DATA FOR PROCESSING —
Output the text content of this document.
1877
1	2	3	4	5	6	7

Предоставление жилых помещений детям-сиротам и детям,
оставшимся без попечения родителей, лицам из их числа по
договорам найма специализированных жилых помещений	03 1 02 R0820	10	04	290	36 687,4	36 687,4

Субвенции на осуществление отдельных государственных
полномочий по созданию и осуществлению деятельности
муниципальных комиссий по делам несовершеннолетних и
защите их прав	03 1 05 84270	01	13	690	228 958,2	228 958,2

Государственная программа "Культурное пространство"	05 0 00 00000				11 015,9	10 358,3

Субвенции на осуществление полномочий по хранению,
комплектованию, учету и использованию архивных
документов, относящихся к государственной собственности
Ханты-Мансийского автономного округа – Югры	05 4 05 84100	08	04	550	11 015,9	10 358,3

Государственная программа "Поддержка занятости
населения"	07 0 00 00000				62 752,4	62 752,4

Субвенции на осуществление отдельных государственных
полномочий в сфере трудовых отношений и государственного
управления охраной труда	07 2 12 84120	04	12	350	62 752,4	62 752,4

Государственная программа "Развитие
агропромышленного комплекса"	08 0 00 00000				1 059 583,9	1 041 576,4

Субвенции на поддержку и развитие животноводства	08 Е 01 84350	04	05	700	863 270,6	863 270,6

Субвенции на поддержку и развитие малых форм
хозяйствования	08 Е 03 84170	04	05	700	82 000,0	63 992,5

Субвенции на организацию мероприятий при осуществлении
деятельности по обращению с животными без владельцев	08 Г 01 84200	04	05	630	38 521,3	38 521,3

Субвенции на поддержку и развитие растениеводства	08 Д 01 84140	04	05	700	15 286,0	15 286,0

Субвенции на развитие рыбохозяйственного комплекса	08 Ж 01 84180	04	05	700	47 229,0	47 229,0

EXERCISE TASK —
Reproduce each line of the material above precisely.

RESPONSE FOR THIS EXERCISE —
Output the text content of this document.
1877
1	2	3	4	5	6	7

Предоставление жилых помещений детям-сиротам и детям,
оставшимся без попечения родителей, лицам из их числа по
договорам найма специализированных жилых помещений	03 1 02 R0820	10	04	290	36 687,4	36 687,4

Субвенции на осуществление отдельных государственных
полномочий по созданию и осуществлению деятельности
муниципальных комиссий по делам несовершеннолетних и
защите их прав	03 1 05 84270	01	13	690	228 958,2	228 958,2

Государственная программа "Культурное пространство"	05 0 00 00000				11 015,9	10 358,3

Субвенции на осуществление полномочий по хранению,
комплектованию, учету и использованию архивных
документов, относящихся к государственной собственности
Ханты-Мансийского автономного округа – Югры	05 4 05 84100	08	04	550	11 015,9	10 358,3

Государственная программа "Поддержка занятости
населения"	07 0 00 00000				62 752,4	62 752,4

Субвенции на осуществление отдельных государственных
полномочий в сфере трудовых отношений и государственного
управления охраной труда	07 2 12 84120	04	12	350	62 752,4	62 752,4

Государственная программа "Развитие
агропромышленного комплекса"	08 0 00 00000				1 059 583,9	1 041 576,4

Субвенции на поддержку и развитие животноводства	08 Е 01 84350	04	05	700	863 270,6	863 270,6

Субвенции на поддержку и развитие малых форм
хозяйствования	08 Е 03 84170	04	05	700	82 000,0	63 992,5

Субвенции на организацию мероприятий при осуществлении
деятельности по обращению с животными без владельцев	08 Г 01 84200	04	05	630	38 521,3	38 521,3

Субвенции на поддержку и развитие растениеводства	08 Д 01 84140	04	05	700	15 286,0	15 286,0

Субвенции на развитие рыбохозяйственного комплекса	08 Ж 01 84180	04	05	700	47 229,0	47 229,0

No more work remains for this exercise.